(Figure record extracts)
####
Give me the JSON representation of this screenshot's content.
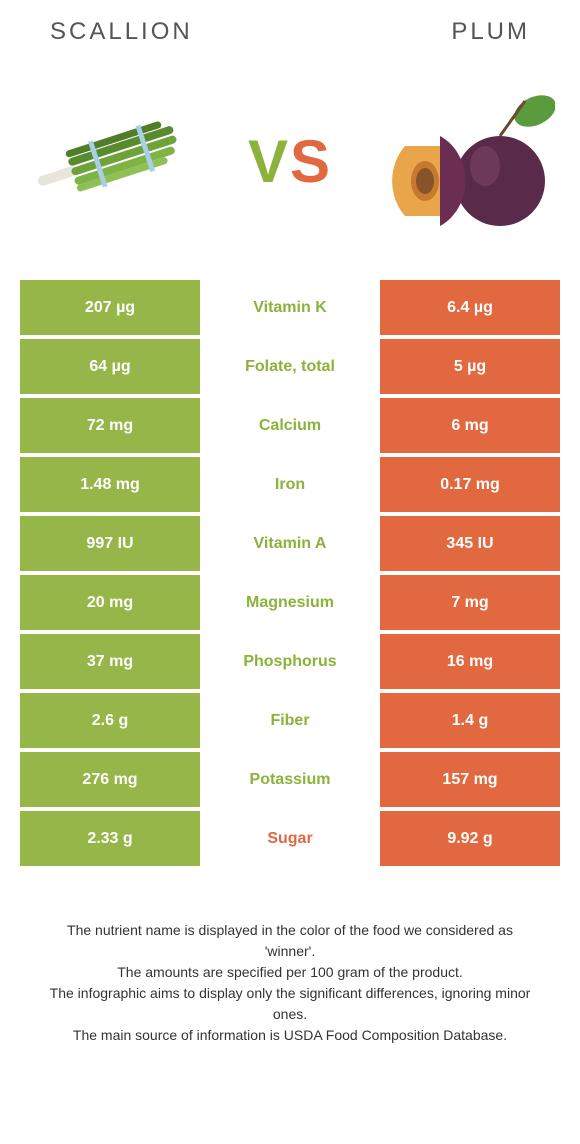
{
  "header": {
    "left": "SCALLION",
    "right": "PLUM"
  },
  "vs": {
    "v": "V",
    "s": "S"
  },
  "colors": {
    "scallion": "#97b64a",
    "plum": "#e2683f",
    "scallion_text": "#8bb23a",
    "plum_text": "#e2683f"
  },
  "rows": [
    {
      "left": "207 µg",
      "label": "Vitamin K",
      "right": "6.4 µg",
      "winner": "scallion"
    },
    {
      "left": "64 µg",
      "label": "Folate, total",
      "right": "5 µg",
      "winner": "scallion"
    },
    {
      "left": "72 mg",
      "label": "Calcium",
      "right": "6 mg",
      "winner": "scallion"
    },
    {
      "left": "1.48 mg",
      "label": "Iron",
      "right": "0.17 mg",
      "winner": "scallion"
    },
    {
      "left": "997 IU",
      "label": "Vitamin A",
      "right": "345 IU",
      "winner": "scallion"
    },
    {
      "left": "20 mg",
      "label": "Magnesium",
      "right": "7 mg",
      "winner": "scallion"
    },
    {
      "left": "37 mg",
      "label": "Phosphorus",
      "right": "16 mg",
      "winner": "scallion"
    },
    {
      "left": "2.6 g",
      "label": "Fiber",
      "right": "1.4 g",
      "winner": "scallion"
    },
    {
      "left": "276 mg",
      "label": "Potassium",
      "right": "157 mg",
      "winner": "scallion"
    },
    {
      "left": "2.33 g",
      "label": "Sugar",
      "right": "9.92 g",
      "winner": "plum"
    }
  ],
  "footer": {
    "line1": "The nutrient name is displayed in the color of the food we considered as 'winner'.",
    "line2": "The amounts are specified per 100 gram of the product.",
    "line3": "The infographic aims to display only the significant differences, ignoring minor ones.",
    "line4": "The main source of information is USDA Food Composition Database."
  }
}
####
Repeat the records above exactly, leaving out any pictures they contain.

Give me the JSON representation of this screenshot's content.
{
  "header": {
    "left": "SCALLION",
    "right": "PLUM"
  },
  "vs": {
    "v": "V",
    "s": "S"
  },
  "colors": {
    "scallion": "#97b64a",
    "plum": "#e2683f",
    "scallion_text": "#8bb23a",
    "plum_text": "#e2683f"
  },
  "rows": [
    {
      "left": "207 µg",
      "label": "Vitamin K",
      "right": "6.4 µg",
      "winner": "scallion"
    },
    {
      "left": "64 µg",
      "label": "Folate, total",
      "right": "5 µg",
      "winner": "scallion"
    },
    {
      "left": "72 mg",
      "label": "Calcium",
      "right": "6 mg",
      "winner": "scallion"
    },
    {
      "left": "1.48 mg",
      "label": "Iron",
      "right": "0.17 mg",
      "winner": "scallion"
    },
    {
      "left": "997 IU",
      "label": "Vitamin A",
      "right": "345 IU",
      "winner": "scallion"
    },
    {
      "left": "20 mg",
      "label": "Magnesium",
      "right": "7 mg",
      "winner": "scallion"
    },
    {
      "left": "37 mg",
      "label": "Phosphorus",
      "right": "16 mg",
      "winner": "scallion"
    },
    {
      "left": "2.6 g",
      "label": "Fiber",
      "right": "1.4 g",
      "winner": "scallion"
    },
    {
      "left": "276 mg",
      "label": "Potassium",
      "right": "157 mg",
      "winner": "scallion"
    },
    {
      "left": "2.33 g",
      "label": "Sugar",
      "right": "9.92 g",
      "winner": "plum"
    }
  ],
  "footer": {
    "line1": "The nutrient name is displayed in the color of the food we considered as 'winner'.",
    "line2": "The amounts are specified per 100 gram of the product.",
    "line3": "The infographic aims to display only the significant differences, ignoring minor ones.",
    "line4": "The main source of information is USDA Food Composition Database."
  }
}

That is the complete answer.